Exercise requirements ▸ Locate the string "frac" in the listing below. Copy every line where it is found.

[Some records]
..............................

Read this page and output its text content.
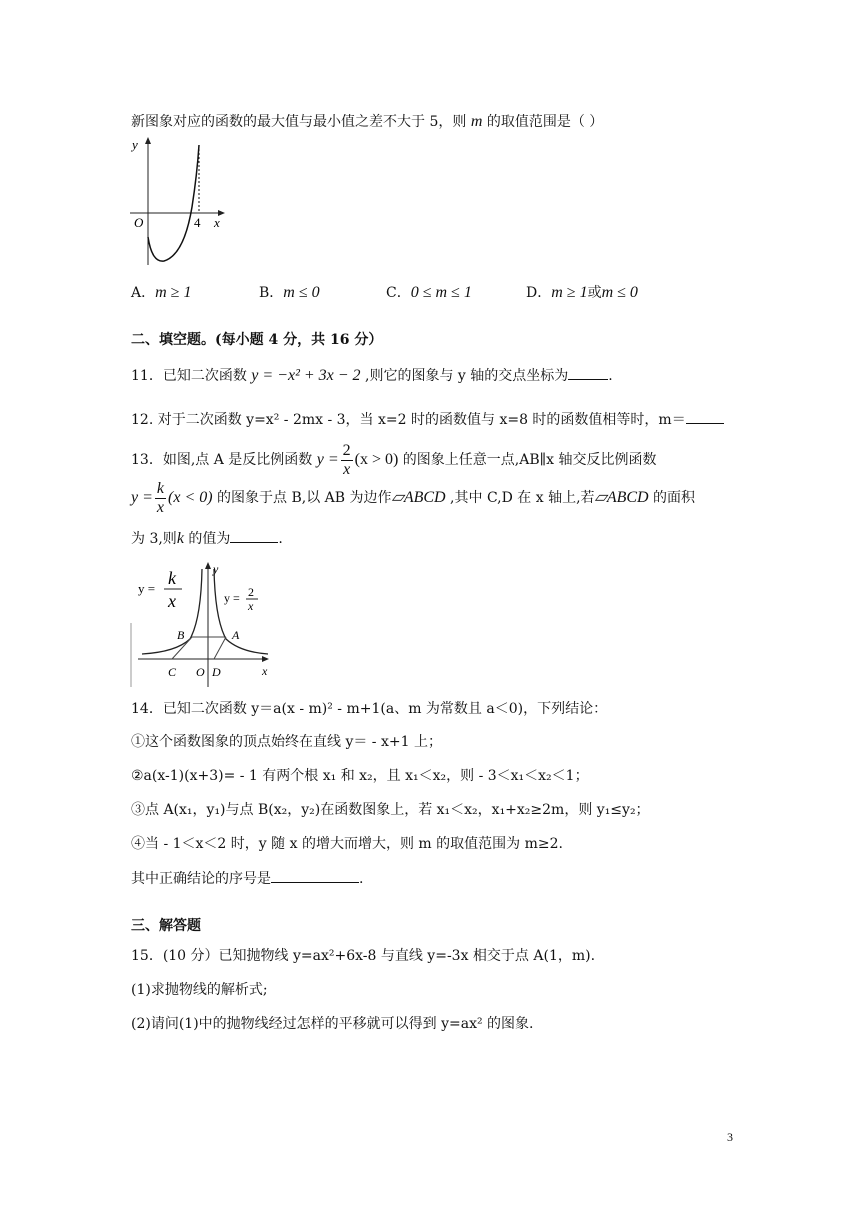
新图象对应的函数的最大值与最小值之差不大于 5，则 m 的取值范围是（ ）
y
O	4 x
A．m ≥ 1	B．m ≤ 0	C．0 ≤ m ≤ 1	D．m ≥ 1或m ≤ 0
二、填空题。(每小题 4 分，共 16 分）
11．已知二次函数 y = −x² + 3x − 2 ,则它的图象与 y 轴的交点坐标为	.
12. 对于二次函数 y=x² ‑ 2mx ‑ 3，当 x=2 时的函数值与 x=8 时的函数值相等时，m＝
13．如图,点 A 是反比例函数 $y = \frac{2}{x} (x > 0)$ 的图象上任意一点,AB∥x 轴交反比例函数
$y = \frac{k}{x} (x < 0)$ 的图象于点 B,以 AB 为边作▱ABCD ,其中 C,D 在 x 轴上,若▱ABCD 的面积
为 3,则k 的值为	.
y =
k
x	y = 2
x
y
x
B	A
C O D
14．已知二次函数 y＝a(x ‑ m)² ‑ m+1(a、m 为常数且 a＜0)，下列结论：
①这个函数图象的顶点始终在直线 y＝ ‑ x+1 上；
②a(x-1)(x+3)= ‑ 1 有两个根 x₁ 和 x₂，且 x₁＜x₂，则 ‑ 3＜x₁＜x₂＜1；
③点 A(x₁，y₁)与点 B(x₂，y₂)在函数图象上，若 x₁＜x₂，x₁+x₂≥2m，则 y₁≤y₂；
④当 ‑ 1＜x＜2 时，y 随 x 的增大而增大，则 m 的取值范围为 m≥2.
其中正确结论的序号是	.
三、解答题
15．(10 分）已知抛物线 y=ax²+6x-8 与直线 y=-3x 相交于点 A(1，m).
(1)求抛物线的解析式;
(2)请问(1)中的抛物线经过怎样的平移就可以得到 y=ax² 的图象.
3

..............................

Output below ▸
13．如图,点 A 是反比例函数 $y = \frac{2}{x} (x > 0)$ 的图象上任意一点,AB∥x 轴交反比例函数
$y = \frac{k}{x} (x < 0)$ 的图象于点 B,以 AB 为边作▱ABCD ,其中 C,D 在 x 轴上,若▱ABCD 的面积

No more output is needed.